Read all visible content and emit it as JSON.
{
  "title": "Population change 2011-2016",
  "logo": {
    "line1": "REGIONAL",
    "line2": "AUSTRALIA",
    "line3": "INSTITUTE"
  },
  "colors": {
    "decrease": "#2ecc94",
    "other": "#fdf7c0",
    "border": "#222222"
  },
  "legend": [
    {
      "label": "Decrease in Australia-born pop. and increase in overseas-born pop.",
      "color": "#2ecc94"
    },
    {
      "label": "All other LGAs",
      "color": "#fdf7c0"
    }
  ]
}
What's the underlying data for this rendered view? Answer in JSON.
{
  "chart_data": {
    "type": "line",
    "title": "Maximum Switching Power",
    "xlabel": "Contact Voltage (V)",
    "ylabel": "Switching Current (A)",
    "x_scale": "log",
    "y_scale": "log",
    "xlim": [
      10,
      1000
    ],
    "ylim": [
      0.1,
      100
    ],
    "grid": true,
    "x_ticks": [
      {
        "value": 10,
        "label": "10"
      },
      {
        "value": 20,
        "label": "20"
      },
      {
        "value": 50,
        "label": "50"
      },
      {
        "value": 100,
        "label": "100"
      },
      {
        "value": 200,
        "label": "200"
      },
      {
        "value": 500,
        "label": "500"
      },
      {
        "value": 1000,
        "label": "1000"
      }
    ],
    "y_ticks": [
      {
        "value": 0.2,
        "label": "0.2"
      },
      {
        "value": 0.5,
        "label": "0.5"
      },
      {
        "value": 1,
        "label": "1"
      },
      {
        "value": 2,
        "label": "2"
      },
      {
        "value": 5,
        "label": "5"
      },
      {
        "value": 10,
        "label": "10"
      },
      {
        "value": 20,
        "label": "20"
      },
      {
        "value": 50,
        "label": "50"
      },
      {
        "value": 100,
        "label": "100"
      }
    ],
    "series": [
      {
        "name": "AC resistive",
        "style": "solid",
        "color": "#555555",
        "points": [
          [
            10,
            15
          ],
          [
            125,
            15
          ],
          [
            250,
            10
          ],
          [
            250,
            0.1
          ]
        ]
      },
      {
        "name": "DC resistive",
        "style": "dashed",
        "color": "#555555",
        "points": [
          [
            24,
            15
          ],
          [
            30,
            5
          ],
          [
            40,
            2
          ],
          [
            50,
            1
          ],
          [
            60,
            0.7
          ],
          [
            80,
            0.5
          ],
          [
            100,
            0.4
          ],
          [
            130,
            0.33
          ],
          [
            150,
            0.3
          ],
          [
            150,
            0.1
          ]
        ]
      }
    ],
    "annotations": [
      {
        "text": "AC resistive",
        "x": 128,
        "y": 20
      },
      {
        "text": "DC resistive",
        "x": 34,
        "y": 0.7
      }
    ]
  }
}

○ ○ ○ ○

__WORK TO BE COMPLETED__.
Pick out the lines above that hold the string "JSON" and show them.

__WORKED SOLUTION__.
Read all visible content and emit it as JSON.
What's the underlying data for this rendered view? Answer in JSON.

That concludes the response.